**Dataset:**
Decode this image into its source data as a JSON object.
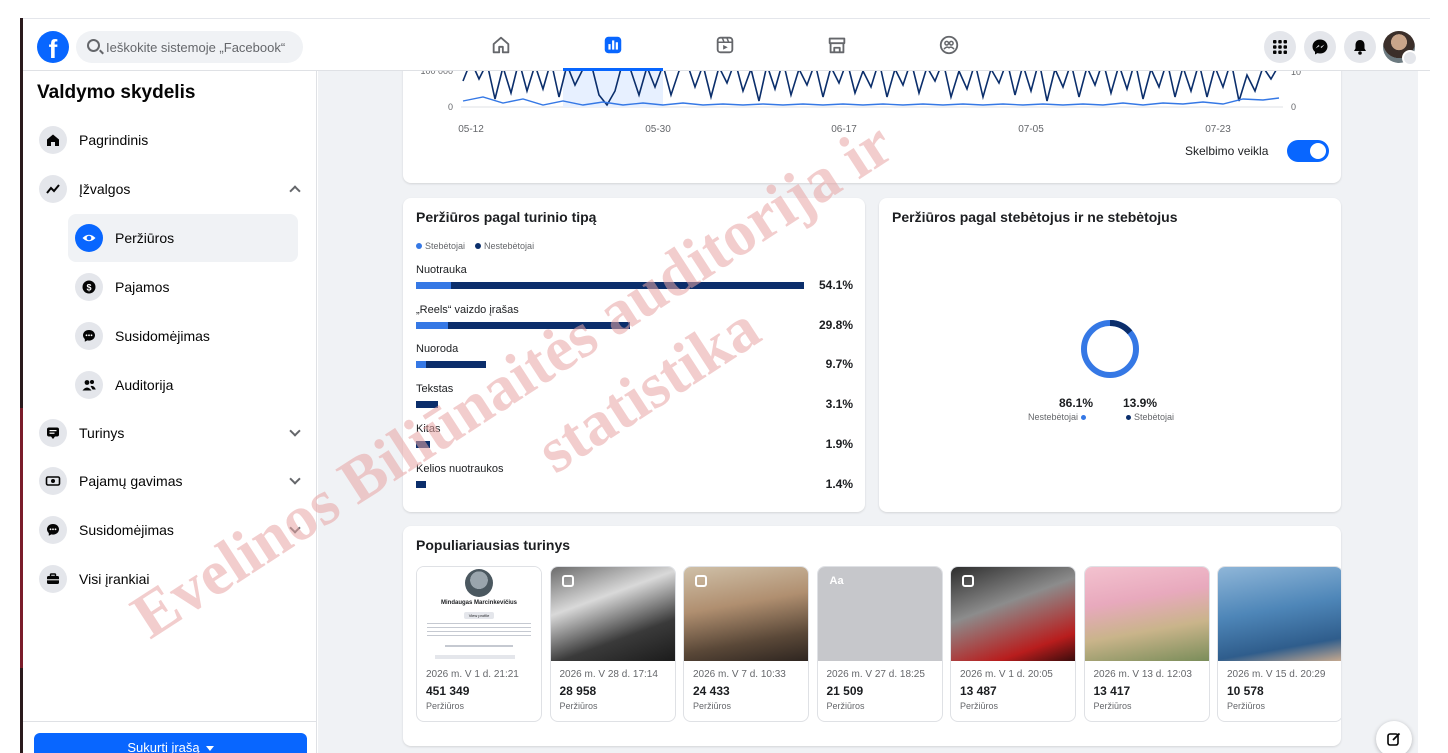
{
  "topbar": {
    "logo": "f",
    "search_placeholder": "Ieškokite sistemoje „Facebook“",
    "tabs": [
      {
        "icon": "home-icon"
      },
      {
        "icon": "insights-icon",
        "active": true
      },
      {
        "icon": "video-icon"
      },
      {
        "icon": "marketplace-icon"
      },
      {
        "icon": "groups-icon"
      }
    ],
    "right_icons": [
      "menu-grid-icon",
      "messenger-icon",
      "bell-icon",
      "avatar"
    ]
  },
  "sidebar": {
    "title": "Valdymo skydelis",
    "items": [
      {
        "label": "Pagrindinis",
        "icon": "home-icon"
      },
      {
        "label": "Įžvalgos",
        "icon": "trend-icon",
        "expanded": true
      },
      {
        "label": "Turinys",
        "icon": "content-icon"
      },
      {
        "label": "Pajamų gavimas",
        "icon": "money-icon"
      },
      {
        "label": "Susidomėjimas",
        "icon": "chat-icon"
      },
      {
        "label": "Visi įrankiai",
        "icon": "toolbox-icon"
      }
    ],
    "sub_items": [
      {
        "label": "Peržiūros",
        "icon": "eye-icon",
        "active": true
      },
      {
        "label": "Pajamos",
        "icon": "dollar-icon"
      },
      {
        "label": "Susidomėjimas",
        "icon": "chat-icon"
      },
      {
        "label": "Auditorija",
        "icon": "people-icon"
      }
    ],
    "create_button": "Sukurti įrašą"
  },
  "views_chart": {
    "y_left_ticks": [
      "100 000",
      "0"
    ],
    "y_right_ticks": [
      "10",
      "0"
    ],
    "x_ticks": [
      "05-12",
      "05-30",
      "06-17",
      "07-05",
      "07-23"
    ],
    "toggle_label": "Skelbimo veikla",
    "toggle_on": true
  },
  "chart_data": {
    "type": "bar",
    "title": "Peržiūros pagal turinio tipą",
    "legend": [
      "Stebėtojai",
      "Nestebėtojai"
    ],
    "legend_colors": [
      "#3578e5",
      "#0b2e6b"
    ],
    "categories": [
      "Nuotrauka",
      "„Reels“ vaizdo įrašas",
      "Nuoroda",
      "Tekstas",
      "Kitas",
      "Kelios nuotraukos"
    ],
    "values": [
      54.1,
      29.8,
      9.7,
      3.1,
      1.9,
      1.4
    ],
    "value_labels": [
      "54.1%",
      "29.8%",
      "9.7%",
      "3.1%",
      "1.9%",
      "1.4%"
    ],
    "followers_share": [
      0.09,
      0.15,
      0.15,
      0.0,
      0.0,
      0.0
    ]
  },
  "follower_split": {
    "title": "Peržiūros pagal stebėtojus ir ne stebėtojus",
    "non_followers": {
      "value": "86.1%",
      "label": "Nestebėtojai",
      "percent": 86.1,
      "color": "#3578e5"
    },
    "followers": {
      "value": "13.9%",
      "label": "Stebėtojai",
      "percent": 13.9,
      "color": "#0b2e6b"
    }
  },
  "popular": {
    "title": "Populiariausias turinys",
    "posts": [
      {
        "date": "2026 m. V 1 d. 21:21",
        "views": "451 349",
        "views_label": "Peržiūros",
        "kind": "profile",
        "profile_name": "Mindaugas Marcinkevičius",
        "profile_btn": "View profile"
      },
      {
        "date": "2026 m. V 28 d. 17:14",
        "views": "28 958",
        "views_label": "Peržiūros",
        "kind": "reel"
      },
      {
        "date": "2026 m. V 7 d. 10:33",
        "views": "24 433",
        "views_label": "Peržiūros",
        "kind": "reel"
      },
      {
        "date": "2026 m. V 27 d. 18:25",
        "views": "21 509",
        "views_label": "Peržiūros",
        "kind": "text",
        "badge": "Aa"
      },
      {
        "date": "2026 m. V 1 d. 20:05",
        "views": "13 487",
        "views_label": "Peržiūros",
        "kind": "reel"
      },
      {
        "date": "2026 m. V 13 d. 12:03",
        "views": "13 417",
        "views_label": "Peržiūros",
        "kind": "photo"
      },
      {
        "date": "2026 m. V 15 d. 20:29",
        "views": "10 578",
        "views_label": "Peržiūros",
        "kind": "photo"
      }
    ]
  },
  "watermark": {
    "lines": [
      "Evelinos Biliūnaitės auditorija ir",
      "statistika"
    ],
    "color": "#e8a5a5"
  }
}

**Instructions for the task:**
Find how many lines in the records contain the string "date", then give the number alone.

**Task response:**
7